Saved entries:
———

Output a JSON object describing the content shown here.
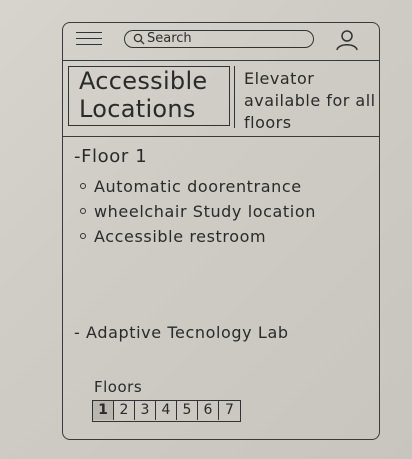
{
  "header": {
    "search_placeholder": "Search"
  },
  "title": "Accessible Locations",
  "elevator_note": "Elevator available for all floors",
  "floor": {
    "heading": "-Floor 1",
    "items": [
      {
        "label": "Automatic doorentrance"
      },
      {
        "label": "wheelchair Study location"
      },
      {
        "label": "Accessible restroom"
      }
    ]
  },
  "adaptive_lab": "- Adaptive Tecnology Lab",
  "floors_pager": {
    "label": "Floors",
    "pages": [
      "1",
      "2",
      "3",
      "4",
      "5",
      "6",
      "7"
    ],
    "selected": "1"
  },
  "icons": {
    "menu": "hamburger-menu-icon",
    "search": "search-icon",
    "profile": "profile-icon"
  }
}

———

### SET PROBLEM
Print every entry exactly as written, without the pictures.

### ANSWER TO THE TASK
Output a JSON object describing the content shown here.
{
  "header": {
    "search_placeholder": "Search"
  },
  "title": "Accessible Locations",
  "elevator_note": "Elevator available for all floors",
  "floor": {
    "heading": "-Floor 1",
    "items": [
      {
        "label": "Automatic doorentrance"
      },
      {
        "label": "wheelchair Study location"
      },
      {
        "label": "Accessible restroom"
      }
    ]
  },
  "adaptive_lab": "- Adaptive Tecnology Lab",
  "floors_pager": {
    "label": "Floors",
    "pages": [
      "1",
      "2",
      "3",
      "4",
      "5",
      "6",
      "7"
    ],
    "selected": "1"
  },
  "icons": {
    "menu": "hamburger-menu-icon",
    "search": "search-icon",
    "profile": "profile-icon"
  }
}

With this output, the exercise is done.